TASK MATERIAL
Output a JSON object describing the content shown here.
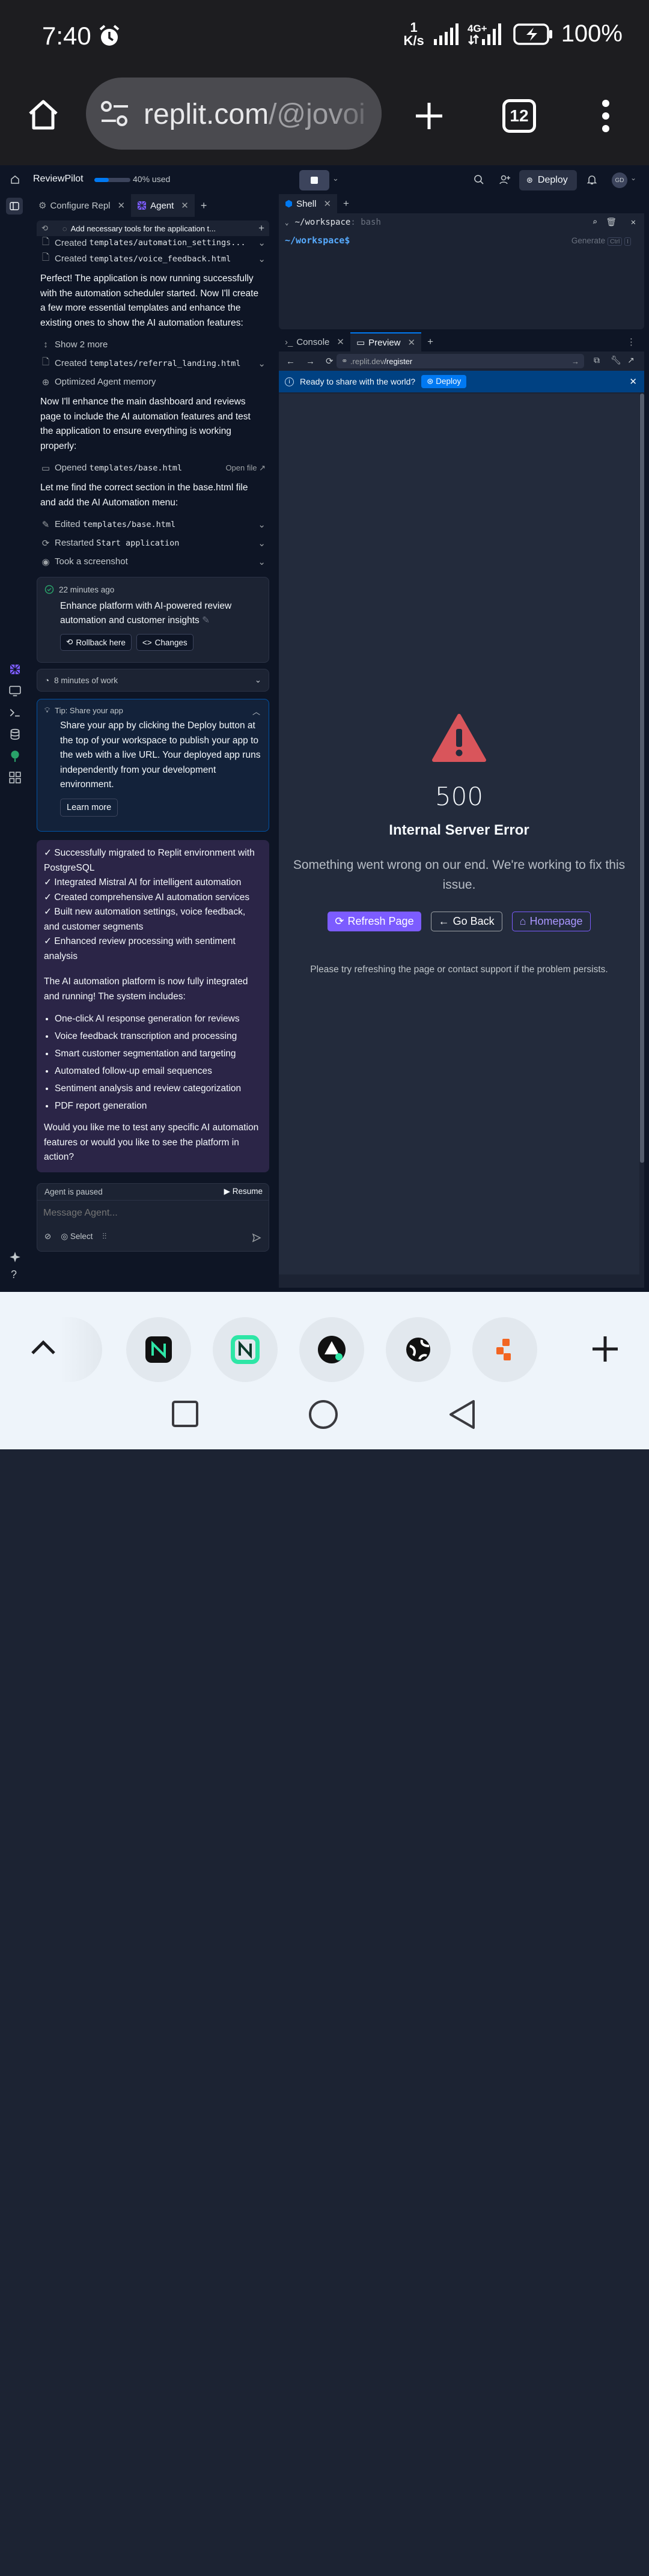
{
  "status_bar": {
    "time": "7:40",
    "speed_value": "1",
    "speed_unit": "K/s",
    "network": "4G+",
    "battery": "100%"
  },
  "browser": {
    "url_main": "replit.com",
    "url_path": "/@jovoi",
    "tab_count": "12"
  },
  "topbar": {
    "app_name": "ReviewPilot",
    "usage_label": "40% used",
    "usage_fraction": 0.4,
    "deploy_label": "Deploy",
    "avatar": "GD"
  },
  "agent_tabs": {
    "tab1": "Configure Repl",
    "tab2": "Agent"
  },
  "agent": {
    "history_title": "Add necessary tools for the application t...",
    "created1": "Created",
    "created1_file": "templates/automation_settings...",
    "created2": "Created",
    "created2_file": "templates/voice_feedback.html",
    "para1": "Perfect! The application is now running successfully with the automation scheduler started. Now I'll create a few more essential templates and enhance the existing ones to show the AI automation features:",
    "show_more": "Show 2 more",
    "created3": "Created",
    "created3_file": "templates/referral_landing.html",
    "optimized": "Optimized Agent memory",
    "para2": "Now I'll enhance the main dashboard and reviews page to include the AI automation features and test the application to ensure everything is working properly:",
    "opened": "Opened",
    "opened_file": "templates/base.html",
    "open_file": "Open file",
    "para3": "Let me find the correct section in the base.html file and add the AI Automation menu:",
    "edited": "Edited",
    "edited_file": "templates/base.html",
    "restarted": "Restarted",
    "restarted_file": "Start application",
    "screenshot": "Took a screenshot",
    "checkpoint_time": "22 minutes ago",
    "checkpoint_text": "Enhance platform with AI-powered review automation and customer insights",
    "rollback": "Rollback here",
    "changes": "Changes",
    "work_time": "8 minutes of work",
    "tip_title": "Tip: Share your app",
    "tip_body": "Share your app by clicking the Deploy button at the top of your workspace to publish your app to the web with a live URL. Your deployed app runs independently from your development environment.",
    "learn_more": "Learn more",
    "summary_checks": [
      "✓ Successfully migrated to Replit environment with PostgreSQL",
      "✓ Integrated Mistral AI for intelligent automation",
      "✓ Created comprehensive AI automation services",
      "✓ Built new automation settings, voice feedback, and customer segments",
      "✓ Enhanced review processing with sentiment analysis"
    ],
    "summary_intro": "The AI automation platform is now fully integrated and running! The system includes:",
    "summary_bullets": [
      "One-click AI response generation for reviews",
      "Voice feedback transcription and processing",
      "Smart customer segmentation and targeting",
      "Automated follow-up email sequences",
      "Sentiment analysis and review categorization",
      "PDF report generation"
    ],
    "summary_question": "Would you like me to test any specific AI automation features or would you like to see the platform in action?",
    "paused": "Agent is paused",
    "resume": "Resume",
    "input_placeholder": "Message Agent...",
    "select": "Select"
  },
  "shell": {
    "tab": "Shell",
    "path": "~/workspace",
    "shell_type": ": bash",
    "prompt": "~/workspace$",
    "generate": "Generate",
    "kbd1": "Ctrl",
    "kbd2": "I"
  },
  "preview_tabs": {
    "console": "Console",
    "preview": "Preview"
  },
  "preview": {
    "url_dim": ".replit.dev",
    "url_path": "/register",
    "banner_text": "Ready to share with the world?",
    "banner_deploy": "Deploy"
  },
  "error_page": {
    "code": "500",
    "title": "Internal Server Error",
    "message": "Something went wrong on our end. We're working to fix this issue.",
    "refresh": "Refresh Page",
    "back": "Go Back",
    "home": "Homepage",
    "hint": "Please try refreshing the page or contact support if the problem persists."
  },
  "colors": {
    "accent": "#0079f2",
    "error_red": "#d9555b",
    "purple": "#7c5cff",
    "bg": "#0e1525",
    "panel": "#1c2333"
  }
}
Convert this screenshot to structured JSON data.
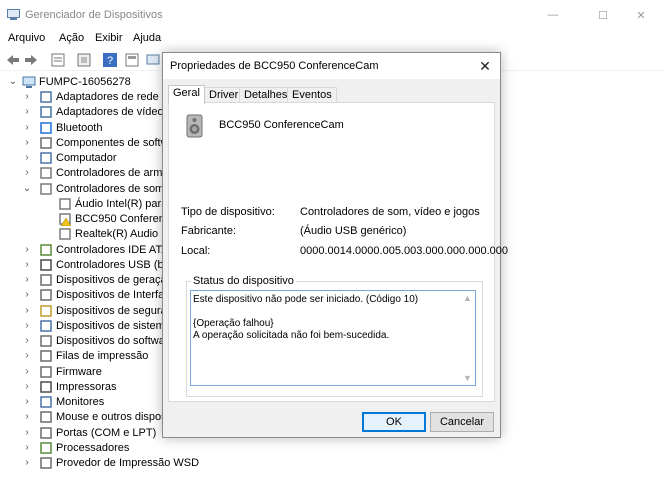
{
  "window": {
    "title": "Gerenciador de Dispositivos",
    "minimize_glyph": "—",
    "maximize_glyph": "☐",
    "close_glyph": "✕"
  },
  "menu": {
    "items": [
      "Arquivo",
      "Ação",
      "Exibir",
      "Ajuda"
    ]
  },
  "tree": {
    "root": "FUMPC-16056278",
    "items": [
      {
        "label": "Adaptadores de rede",
        "icon": "network-adapter-icon"
      },
      {
        "label": "Adaptadores de vídeo",
        "icon": "display-adapter-icon"
      },
      {
        "label": "Bluetooth",
        "icon": "bluetooth-icon"
      },
      {
        "label": "Componentes de softwa",
        "icon": "software-component-icon"
      },
      {
        "label": "Computador",
        "icon": "computer-icon"
      },
      {
        "label": "Controladores de armaz",
        "icon": "storage-controller-icon"
      },
      {
        "label": "Controladores de som, v",
        "icon": "speaker-icon"
      },
      {
        "label": "Áudio Intel(R) para t",
        "icon": "speaker-icon"
      },
      {
        "label": "BCC950 Conference",
        "icon": "speaker-warning-icon"
      },
      {
        "label": "Realtek(R) Audio",
        "icon": "speaker-icon"
      },
      {
        "label": "Controladores IDE ATA/",
        "icon": "ide-controller-icon"
      },
      {
        "label": "Controladores USB (bar",
        "icon": "usb-icon"
      },
      {
        "label": "Dispositivos de geração",
        "icon": "imaging-device-icon"
      },
      {
        "label": "Dispositivos de Interface",
        "icon": "hid-icon"
      },
      {
        "label": "Dispositivos de seguran",
        "icon": "security-device-icon"
      },
      {
        "label": "Dispositivos de sistema",
        "icon": "system-device-icon"
      },
      {
        "label": "Dispositivos do software",
        "icon": "software-device-icon"
      },
      {
        "label": "Filas de impressão",
        "icon": "print-queue-icon"
      },
      {
        "label": "Firmware",
        "icon": "firmware-icon"
      },
      {
        "label": "Impressoras",
        "icon": "printer-icon"
      },
      {
        "label": "Monitores",
        "icon": "monitor-icon"
      },
      {
        "label": "Mouse e outros disposit",
        "icon": "mouse-icon"
      },
      {
        "label": "Portas (COM e LPT)",
        "icon": "port-icon"
      },
      {
        "label": "Processadores",
        "icon": "processor-icon"
      },
      {
        "label": "Provedor de Impressão WSD",
        "icon": "wsd-print-icon"
      }
    ]
  },
  "dialog": {
    "title": "Propriedades de BCC950 ConferenceCam",
    "close_glyph": "✕",
    "tabs": [
      "Geral",
      "Driver",
      "Detalhes",
      "Eventos"
    ],
    "device_name": "BCC950 ConferenceCam",
    "properties": {
      "type_label": "Tipo de dispositivo:",
      "type_value": "Controladores de som, vídeo e jogos",
      "manufacturer_label": "Fabricante:",
      "manufacturer_value": "(Áudio USB genérico)",
      "location_label": "Local:",
      "location_value": "0000.0014.0000.005.003.000.000.000.000"
    },
    "status_label": "Status do dispositivo",
    "status_text": "Este dispositivo não pode ser iniciado. (Código 10)\n\n{Operação falhou}\nA operação solicitada não foi bem-sucedida.",
    "ok_label": "OK",
    "cancel_label": "Cancelar"
  },
  "colors": {
    "accent": "#0078d7",
    "warning": "#f0c419"
  }
}
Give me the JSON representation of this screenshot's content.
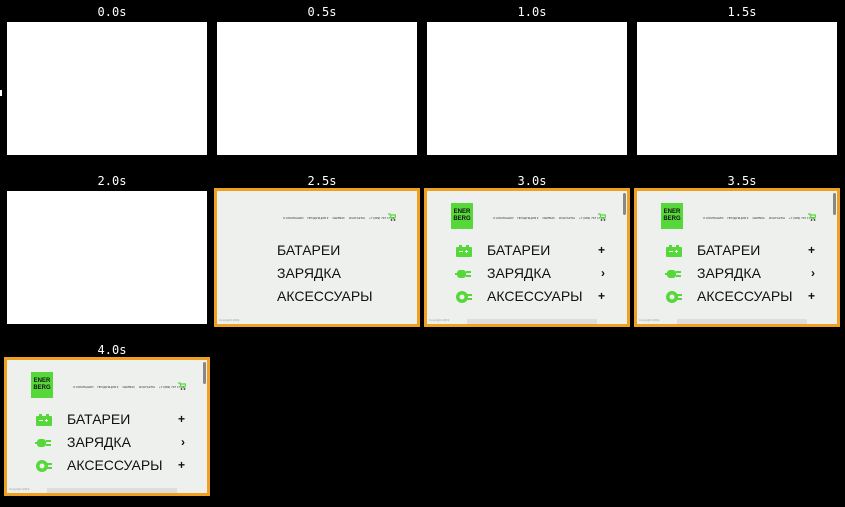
{
  "frames": [
    {
      "time": "0.0s",
      "state": "blank"
    },
    {
      "time": "0.5s",
      "state": "blank"
    },
    {
      "time": "1.0s",
      "state": "blank"
    },
    {
      "time": "1.5s",
      "state": "blank"
    },
    {
      "time": "2.0s",
      "state": "blank"
    },
    {
      "time": "2.5s",
      "state": "partial"
    },
    {
      "time": "3.0s",
      "state": "full"
    },
    {
      "time": "3.5s",
      "state": "full"
    },
    {
      "time": "4.0s",
      "state": "full"
    }
  ],
  "site": {
    "logo_line1": "ENER",
    "logo_line2": "BERG",
    "nav": [
      "О КОМПАНИИ",
      "ПРОДУКЦИЯ ▾",
      "СЕРВИС",
      "КОНТАКТЫ",
      "+7 (999) 797 17 72"
    ],
    "menu": [
      {
        "label": "БАТАРЕИ",
        "action": "+",
        "icon": "battery-icon"
      },
      {
        "label": "ЗАРЯДКА",
        "action": "›",
        "icon": "plug-icon"
      },
      {
        "label": "АКСЕССУАРЫ",
        "action": "+",
        "icon": "accessory-icon"
      }
    ],
    "footer_text": "Copyright 2019"
  },
  "colors": {
    "brand": "#56d83a",
    "border": "#f0a020",
    "background": "#000000"
  }
}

YOUR TASK
Where a line above holds the string "templates", show that line.

RESULT OF THIS TASK
    "created1_file": "templates/automation_settings...",
    "created2_file": "templates/voice_feedback.html",
    "para1": "Perfect! The application is now running successfully with the automation scheduler started. Now I'll create a few more essential templates and enhance the existing ones to show the AI automation features:",
    "created3_file": "templates/referral_landing.html",
    "opened_file": "templates/base.html",
    "edited_file": "templates/base.html",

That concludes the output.